[Stored data]
* Begin *

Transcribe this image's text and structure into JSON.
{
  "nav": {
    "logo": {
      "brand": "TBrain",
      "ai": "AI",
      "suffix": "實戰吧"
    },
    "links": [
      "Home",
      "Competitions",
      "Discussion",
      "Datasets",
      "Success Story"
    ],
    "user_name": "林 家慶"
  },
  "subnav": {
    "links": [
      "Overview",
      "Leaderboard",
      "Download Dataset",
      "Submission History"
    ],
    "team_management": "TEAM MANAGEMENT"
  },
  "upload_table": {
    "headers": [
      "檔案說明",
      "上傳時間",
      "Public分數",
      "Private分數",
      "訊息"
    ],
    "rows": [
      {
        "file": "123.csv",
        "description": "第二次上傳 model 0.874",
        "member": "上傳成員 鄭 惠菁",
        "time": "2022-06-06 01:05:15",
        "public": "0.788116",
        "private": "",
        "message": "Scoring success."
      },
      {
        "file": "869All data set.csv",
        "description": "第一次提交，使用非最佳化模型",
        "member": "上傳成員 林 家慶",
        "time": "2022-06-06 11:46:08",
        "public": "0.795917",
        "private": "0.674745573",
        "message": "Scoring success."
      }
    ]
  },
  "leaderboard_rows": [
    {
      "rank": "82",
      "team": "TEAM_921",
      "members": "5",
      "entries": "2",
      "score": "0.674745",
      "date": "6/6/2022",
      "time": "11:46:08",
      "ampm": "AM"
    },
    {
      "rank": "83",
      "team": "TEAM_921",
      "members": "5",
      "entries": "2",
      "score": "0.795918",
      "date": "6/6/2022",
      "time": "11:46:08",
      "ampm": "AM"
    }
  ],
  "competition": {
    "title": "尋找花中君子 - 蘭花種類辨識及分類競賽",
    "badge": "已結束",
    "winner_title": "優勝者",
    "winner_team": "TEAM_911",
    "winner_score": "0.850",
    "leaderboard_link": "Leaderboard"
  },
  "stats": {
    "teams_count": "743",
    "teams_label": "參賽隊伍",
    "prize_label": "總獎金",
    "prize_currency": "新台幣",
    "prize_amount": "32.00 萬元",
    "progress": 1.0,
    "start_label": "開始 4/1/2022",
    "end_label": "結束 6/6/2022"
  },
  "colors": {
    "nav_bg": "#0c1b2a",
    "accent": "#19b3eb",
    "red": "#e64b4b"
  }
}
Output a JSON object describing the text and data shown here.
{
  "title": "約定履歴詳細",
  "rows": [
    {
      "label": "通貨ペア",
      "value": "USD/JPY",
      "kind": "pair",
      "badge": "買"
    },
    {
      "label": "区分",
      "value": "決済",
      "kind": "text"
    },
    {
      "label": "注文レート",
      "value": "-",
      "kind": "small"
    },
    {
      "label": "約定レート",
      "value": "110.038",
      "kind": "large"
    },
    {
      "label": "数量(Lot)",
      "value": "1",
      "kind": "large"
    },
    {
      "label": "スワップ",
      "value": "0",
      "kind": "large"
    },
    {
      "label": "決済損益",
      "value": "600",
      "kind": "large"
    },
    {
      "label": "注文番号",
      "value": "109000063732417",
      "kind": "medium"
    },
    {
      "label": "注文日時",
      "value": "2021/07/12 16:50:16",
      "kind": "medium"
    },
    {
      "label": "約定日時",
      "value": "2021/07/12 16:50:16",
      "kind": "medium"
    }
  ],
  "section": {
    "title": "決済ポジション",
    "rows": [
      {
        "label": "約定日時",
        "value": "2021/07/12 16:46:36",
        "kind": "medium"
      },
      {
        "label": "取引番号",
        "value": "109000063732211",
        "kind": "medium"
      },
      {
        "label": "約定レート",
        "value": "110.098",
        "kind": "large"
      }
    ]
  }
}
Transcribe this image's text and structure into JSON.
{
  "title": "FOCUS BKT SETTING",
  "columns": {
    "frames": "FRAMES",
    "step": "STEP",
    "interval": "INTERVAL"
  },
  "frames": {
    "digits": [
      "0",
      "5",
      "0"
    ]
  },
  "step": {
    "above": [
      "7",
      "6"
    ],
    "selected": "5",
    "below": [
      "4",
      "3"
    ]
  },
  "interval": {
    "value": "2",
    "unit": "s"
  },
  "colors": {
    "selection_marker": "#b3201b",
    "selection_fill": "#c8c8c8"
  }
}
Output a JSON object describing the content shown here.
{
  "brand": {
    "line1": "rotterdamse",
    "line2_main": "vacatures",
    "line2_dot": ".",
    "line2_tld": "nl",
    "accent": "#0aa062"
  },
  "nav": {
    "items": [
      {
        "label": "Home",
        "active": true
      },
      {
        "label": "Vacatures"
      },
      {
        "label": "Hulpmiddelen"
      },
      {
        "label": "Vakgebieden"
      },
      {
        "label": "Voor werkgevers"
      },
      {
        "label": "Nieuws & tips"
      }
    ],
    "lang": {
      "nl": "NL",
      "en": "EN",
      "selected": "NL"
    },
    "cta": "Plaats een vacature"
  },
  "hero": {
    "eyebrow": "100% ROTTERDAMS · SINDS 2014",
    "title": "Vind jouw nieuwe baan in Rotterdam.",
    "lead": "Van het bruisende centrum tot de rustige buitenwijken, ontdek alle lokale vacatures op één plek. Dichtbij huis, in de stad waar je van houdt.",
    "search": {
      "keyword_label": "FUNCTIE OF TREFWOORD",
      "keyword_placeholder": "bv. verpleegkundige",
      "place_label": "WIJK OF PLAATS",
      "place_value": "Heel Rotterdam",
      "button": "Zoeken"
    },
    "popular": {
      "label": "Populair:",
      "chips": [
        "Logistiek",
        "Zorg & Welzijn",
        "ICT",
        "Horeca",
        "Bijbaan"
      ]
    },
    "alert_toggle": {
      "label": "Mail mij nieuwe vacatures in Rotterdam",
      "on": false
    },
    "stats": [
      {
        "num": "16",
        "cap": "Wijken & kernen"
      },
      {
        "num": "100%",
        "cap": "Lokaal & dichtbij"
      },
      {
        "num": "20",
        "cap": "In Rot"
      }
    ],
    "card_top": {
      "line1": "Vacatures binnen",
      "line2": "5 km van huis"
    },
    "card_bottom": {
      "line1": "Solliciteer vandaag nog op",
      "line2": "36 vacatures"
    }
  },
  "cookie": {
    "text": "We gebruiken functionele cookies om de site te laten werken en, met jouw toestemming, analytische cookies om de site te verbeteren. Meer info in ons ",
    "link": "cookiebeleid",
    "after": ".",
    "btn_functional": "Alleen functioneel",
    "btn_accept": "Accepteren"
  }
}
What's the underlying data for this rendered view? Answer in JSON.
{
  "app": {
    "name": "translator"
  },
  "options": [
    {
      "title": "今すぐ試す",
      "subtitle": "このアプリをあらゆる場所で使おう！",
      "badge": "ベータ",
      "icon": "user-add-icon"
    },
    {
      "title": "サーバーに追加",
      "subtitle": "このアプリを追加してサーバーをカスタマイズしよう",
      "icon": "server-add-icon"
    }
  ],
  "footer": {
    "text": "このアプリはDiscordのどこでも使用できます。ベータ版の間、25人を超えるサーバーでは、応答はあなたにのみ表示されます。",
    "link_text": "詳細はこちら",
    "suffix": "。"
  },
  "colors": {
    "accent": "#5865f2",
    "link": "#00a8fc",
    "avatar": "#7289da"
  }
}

* End *

> [THE PROBLEM]:
List the lines of the entries that include "icon".

> [FINISHED TASK]:
      "icon": "user-add-icon"
      "icon": "server-add-icon"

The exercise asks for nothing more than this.